Opis zadania: Przedstaw w formie zwięzłej listy akapit podanego fragmentu rozpoczynający się od słów „W pracy często korzystam”, zachowując jego najważniejsze informacje.

Zgodnie z założeniami programu „Odkrywca Biznesu” „...aby nauczyciel pozwalał uczniom być aktywnymi uczestnikami lekcji”, który dodatkowo realizuję w tym roku szkolnym, tak staram się prowadzić każde zajęcia, żeby uczniowie przez cały czas byli zaangażowani w pracę podczas lekcji, czegoś poszukiwali, byli czymś zajęci i sami znajdowali odpowiedzi na pytania.
W pracy często korzystam z metod aktywizujących, np. wprowadziłam gry i zabawy matematyczne, poprzez które uczniowie zdobywają wiedzę bawiąc się. Jednocześnie uczą się współpracy, gdyż pracują w parach lub grupach. W razie trudności pomagają sobie wzajemnie i wspierają. Dodawanie i odejmowanie ćwiczymy bawiąc się w sklep – uczniowie poznają wartość pieniądza i sami planują wydatki do podanej kwoty – to wspaniała nauka dysponowania większymi finansami w przyszłości. Rzucając kostkami do gry, czy też grając w karty, uczniowie nie tylko doskonalą liczenie w danym zakresie, ale mogą wykazać się zaradnością, sprytem, samodzielnością i pomysłowością oraz daleko idącą przedsiębiorczością.

Przekazane rekordy:
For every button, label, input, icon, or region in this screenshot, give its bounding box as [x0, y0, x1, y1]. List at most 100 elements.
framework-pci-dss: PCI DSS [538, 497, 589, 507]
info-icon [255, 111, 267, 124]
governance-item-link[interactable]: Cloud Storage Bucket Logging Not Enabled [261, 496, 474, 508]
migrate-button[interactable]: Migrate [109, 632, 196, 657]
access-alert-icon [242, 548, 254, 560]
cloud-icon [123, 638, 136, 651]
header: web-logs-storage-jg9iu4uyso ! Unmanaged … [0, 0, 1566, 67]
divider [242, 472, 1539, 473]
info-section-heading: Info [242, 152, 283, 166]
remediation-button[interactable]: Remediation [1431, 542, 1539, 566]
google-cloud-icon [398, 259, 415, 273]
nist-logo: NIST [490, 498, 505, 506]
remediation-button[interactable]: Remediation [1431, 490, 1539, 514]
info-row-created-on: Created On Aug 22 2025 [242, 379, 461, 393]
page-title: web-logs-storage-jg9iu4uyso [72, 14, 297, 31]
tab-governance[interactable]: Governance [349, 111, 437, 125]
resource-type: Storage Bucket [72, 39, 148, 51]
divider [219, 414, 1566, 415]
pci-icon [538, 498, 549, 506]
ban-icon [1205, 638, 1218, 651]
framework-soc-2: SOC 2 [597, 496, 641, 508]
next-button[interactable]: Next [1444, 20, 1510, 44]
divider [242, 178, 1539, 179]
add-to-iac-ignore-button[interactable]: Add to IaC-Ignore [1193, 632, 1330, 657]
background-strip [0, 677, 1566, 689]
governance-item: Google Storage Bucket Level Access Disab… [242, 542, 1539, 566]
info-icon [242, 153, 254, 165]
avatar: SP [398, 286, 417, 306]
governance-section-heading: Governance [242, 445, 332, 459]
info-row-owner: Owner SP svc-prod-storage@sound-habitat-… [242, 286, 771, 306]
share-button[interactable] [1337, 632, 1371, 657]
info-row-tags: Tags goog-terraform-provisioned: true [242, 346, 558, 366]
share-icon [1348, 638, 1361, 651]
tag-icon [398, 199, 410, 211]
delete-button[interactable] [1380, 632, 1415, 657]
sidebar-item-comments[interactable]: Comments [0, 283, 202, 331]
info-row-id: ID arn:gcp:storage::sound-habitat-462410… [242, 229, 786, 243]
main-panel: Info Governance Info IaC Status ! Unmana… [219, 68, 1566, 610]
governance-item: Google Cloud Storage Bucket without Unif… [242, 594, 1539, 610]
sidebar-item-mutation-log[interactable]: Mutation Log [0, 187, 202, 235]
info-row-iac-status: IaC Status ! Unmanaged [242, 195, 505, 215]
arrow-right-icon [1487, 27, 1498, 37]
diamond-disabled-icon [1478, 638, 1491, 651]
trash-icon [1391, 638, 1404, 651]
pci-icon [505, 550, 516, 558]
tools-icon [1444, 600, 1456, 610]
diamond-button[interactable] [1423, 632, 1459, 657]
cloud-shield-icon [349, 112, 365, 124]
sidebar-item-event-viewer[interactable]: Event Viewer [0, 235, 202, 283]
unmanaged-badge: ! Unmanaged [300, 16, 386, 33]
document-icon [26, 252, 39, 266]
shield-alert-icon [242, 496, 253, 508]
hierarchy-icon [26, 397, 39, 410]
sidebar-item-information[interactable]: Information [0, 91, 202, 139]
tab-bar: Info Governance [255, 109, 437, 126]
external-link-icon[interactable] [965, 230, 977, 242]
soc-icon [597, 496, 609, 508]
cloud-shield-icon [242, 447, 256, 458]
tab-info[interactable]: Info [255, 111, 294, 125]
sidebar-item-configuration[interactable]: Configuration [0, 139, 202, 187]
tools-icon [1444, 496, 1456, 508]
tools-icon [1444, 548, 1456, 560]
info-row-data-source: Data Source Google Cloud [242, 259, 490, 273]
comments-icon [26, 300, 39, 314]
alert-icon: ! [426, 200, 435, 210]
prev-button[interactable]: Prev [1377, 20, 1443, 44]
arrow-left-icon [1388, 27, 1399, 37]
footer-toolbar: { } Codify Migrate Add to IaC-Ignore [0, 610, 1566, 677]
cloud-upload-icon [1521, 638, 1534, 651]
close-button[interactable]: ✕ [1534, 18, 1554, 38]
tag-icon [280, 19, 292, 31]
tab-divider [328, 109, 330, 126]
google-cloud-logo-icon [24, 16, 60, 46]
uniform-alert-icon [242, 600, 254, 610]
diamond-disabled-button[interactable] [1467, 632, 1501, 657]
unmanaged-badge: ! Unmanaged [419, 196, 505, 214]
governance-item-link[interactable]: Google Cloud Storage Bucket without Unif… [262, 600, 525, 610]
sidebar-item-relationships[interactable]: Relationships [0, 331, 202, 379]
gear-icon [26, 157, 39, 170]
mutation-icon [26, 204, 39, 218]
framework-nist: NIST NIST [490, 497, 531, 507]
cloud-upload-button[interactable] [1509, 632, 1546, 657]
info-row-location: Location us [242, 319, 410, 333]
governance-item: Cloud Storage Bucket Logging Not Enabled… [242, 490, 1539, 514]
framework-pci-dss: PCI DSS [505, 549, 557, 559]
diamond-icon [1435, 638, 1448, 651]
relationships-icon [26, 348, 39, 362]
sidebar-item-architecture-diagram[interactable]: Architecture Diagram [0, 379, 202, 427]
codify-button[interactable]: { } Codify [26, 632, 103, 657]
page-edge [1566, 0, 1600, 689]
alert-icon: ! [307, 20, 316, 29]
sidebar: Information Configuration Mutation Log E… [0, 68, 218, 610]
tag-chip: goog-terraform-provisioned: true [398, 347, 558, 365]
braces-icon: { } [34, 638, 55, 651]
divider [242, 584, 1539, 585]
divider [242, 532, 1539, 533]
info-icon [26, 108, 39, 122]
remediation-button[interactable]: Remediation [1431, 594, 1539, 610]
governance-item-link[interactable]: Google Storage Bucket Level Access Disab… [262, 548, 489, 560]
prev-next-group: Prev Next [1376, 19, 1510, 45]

Poprawna odpowiedź:
- Na lekcjach stosowane są metody aktywizujące, m.in. gry i zabawy matematyczne, dzięki którym uczniowie zdobywają wiedzę przez zabawę.
- Praca w parach lub grupach uczy współpracy, a w razie trudności uczniowie wzajemnie sobie pomagają i się wspierają.
- Dodawanie i odejmowanie ćwiczone jest podczas zabawy w sklep: uczniowie poznają wartość pieniądza i samodzielnie planują wydatki do podanej kwoty, co stanowi naukę dysponowania większymi finansami w przyszłości.
- Gry w kostki i karty doskonalą liczenie w danym zakresie oraz pozwalają wykazać się zaradnością, sprytem, samodzielnością, pomysłowością i przedsiębiorczością.